- [SUPPLIED MATERIAL]:
=======

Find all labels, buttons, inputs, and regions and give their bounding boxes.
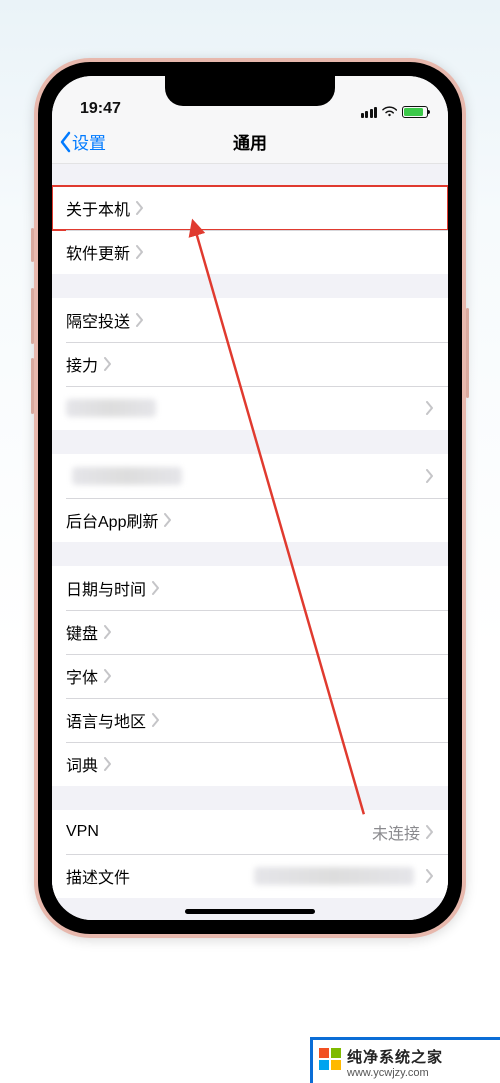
chevron-right-icon	[104, 669, 112, 683]
redacted-label	[66, 399, 156, 417]
row-label: 隔空投送	[66, 308, 130, 332]
row-label: 键盘	[66, 620, 98, 644]
navigation-bar: 设置 通用	[52, 120, 448, 164]
row-software-update[interactable]: 软件更新	[52, 230, 448, 274]
row-about[interactable]: 关于本机	[52, 186, 448, 230]
chevron-right-icon	[104, 357, 112, 371]
settings-group: 关于本机 软件更新	[52, 186, 448, 274]
chevron-right-icon	[426, 401, 434, 415]
side-button	[466, 308, 469, 398]
settings-list: 关于本机 软件更新 隔空投送 接力	[52, 164, 448, 920]
row-redacted[interactable]	[52, 454, 448, 498]
chevron-right-icon	[426, 469, 434, 483]
battery-icon	[402, 106, 428, 118]
wifi-icon	[382, 106, 397, 118]
home-indicator	[185, 909, 315, 914]
row-value: 未连接	[372, 820, 420, 844]
chevron-right-icon	[136, 201, 144, 215]
chevron-right-icon	[152, 581, 160, 595]
watermark-title: 纯净系统之家	[347, 1046, 443, 1067]
settings-group: 隔空投送 接力	[52, 298, 448, 430]
row-fonts[interactable]: 字体	[52, 654, 448, 698]
page-title: 通用	[52, 129, 448, 154]
redacted-label	[72, 467, 182, 485]
row-vpn[interactable]: VPN 未连接	[52, 810, 448, 854]
row-label: 词典	[66, 752, 98, 776]
row-label: 描述文件	[66, 864, 130, 888]
row-keyboard[interactable]: 键盘	[52, 610, 448, 654]
settings-group: 日期与时间 键盘 字体 语言与地区	[52, 566, 448, 786]
watermark: 纯净系统之家 www.ycwjzy.com	[310, 1037, 500, 1083]
notch	[165, 76, 335, 106]
redacted-value	[254, 867, 414, 885]
chevron-right-icon	[136, 245, 144, 259]
chevron-right-icon	[426, 869, 434, 883]
row-airdrop[interactable]: 隔空投送	[52, 298, 448, 342]
row-label: 关于本机	[66, 196, 130, 220]
back-label: 设置	[72, 129, 106, 154]
row-language-region[interactable]: 语言与地区	[52, 698, 448, 742]
back-button[interactable]: 设置	[52, 129, 106, 154]
settings-group: VPN 未连接 描述文件	[52, 810, 448, 898]
row-label: 语言与地区	[66, 708, 146, 732]
row-date-time[interactable]: 日期与时间	[52, 566, 448, 610]
row-label: 软件更新	[66, 240, 130, 264]
chevron-right-icon	[104, 625, 112, 639]
row-label: 字体	[66, 664, 98, 688]
row-label: 后台App刷新	[66, 508, 158, 532]
side-button	[31, 358, 34, 414]
phone-frame: 19:47 设置 通用 关于本	[34, 58, 466, 938]
chevron-right-icon	[426, 825, 434, 839]
row-redacted[interactable]	[52, 386, 448, 430]
side-button	[31, 288, 34, 344]
screen: 19:47 设置 通用 关于本	[52, 76, 448, 920]
chevron-right-icon	[164, 513, 172, 527]
chevron-left-icon	[58, 131, 72, 153]
settings-group: 后台App刷新	[52, 454, 448, 542]
row-label: 接力	[66, 352, 98, 376]
status-time: 19:47	[80, 100, 121, 118]
chevron-right-icon	[104, 757, 112, 771]
watermark-url: www.ycwjzy.com	[347, 1067, 429, 1079]
chevron-right-icon	[152, 713, 160, 727]
row-handoff[interactable]: 接力	[52, 342, 448, 386]
side-button	[31, 228, 34, 262]
chevron-right-icon	[136, 313, 144, 327]
row-dictionary[interactable]: 词典	[52, 742, 448, 786]
watermark-logo-icon	[319, 1048, 341, 1070]
row-background-app-refresh[interactable]: 后台App刷新	[52, 498, 448, 542]
row-label: VPN	[66, 823, 99, 841]
cellular-signal-icon	[361, 107, 378, 118]
row-label: 日期与时间	[66, 576, 146, 600]
row-profiles[interactable]: 描述文件	[52, 854, 448, 898]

=======

- [WHAT YOU ARE ASKED TO DO]: Format the lines of the listing as a numbered list, starting at the line that contains "669, 112, 683]" and ending at the line that contains "581, 160, 595]". Include both of those lines and omit any blank lines.

- [THE SOLUTION]:
1. chevron-right-icon	[104, 669, 112, 683]
2. redacted-label	[66, 399, 156, 417]
3. row-label: 隔空投送	[66, 308, 130, 332]
4. row-label: 键盘	[66, 620, 98, 644]
5. navigation-bar: 设置 通用	[52, 120, 448, 164]
6. row-software-update[interactable]: 软件更新	[52, 230, 448, 274]
7. row-about[interactable]: 关于本机	[52, 186, 448, 230]
8. chevron-right-icon	[104, 357, 112, 371]
9. settings-group: 关于本机 软件更新	[52, 186, 448, 274]
10. chevron-right-icon	[426, 401, 434, 415]
11. side-button	[466, 308, 469, 398]
12. settings-list: 关于本机 软件更新 隔空投送 接力	[52, 164, 448, 920]
13. row-redacted[interactable]	[52, 454, 448, 498]
14. chevron-right-icon	[426, 469, 434, 483]
15. battery-icon	[402, 106, 428, 118]
16. wifi-icon	[382, 106, 397, 118]
17. home-indicator	[185, 909, 315, 914]
18. row-value: 未连接	[372, 820, 420, 844]
19. chevron-right-icon	[136, 201, 144, 215]
20. chevron-right-icon	[152, 581, 160, 595]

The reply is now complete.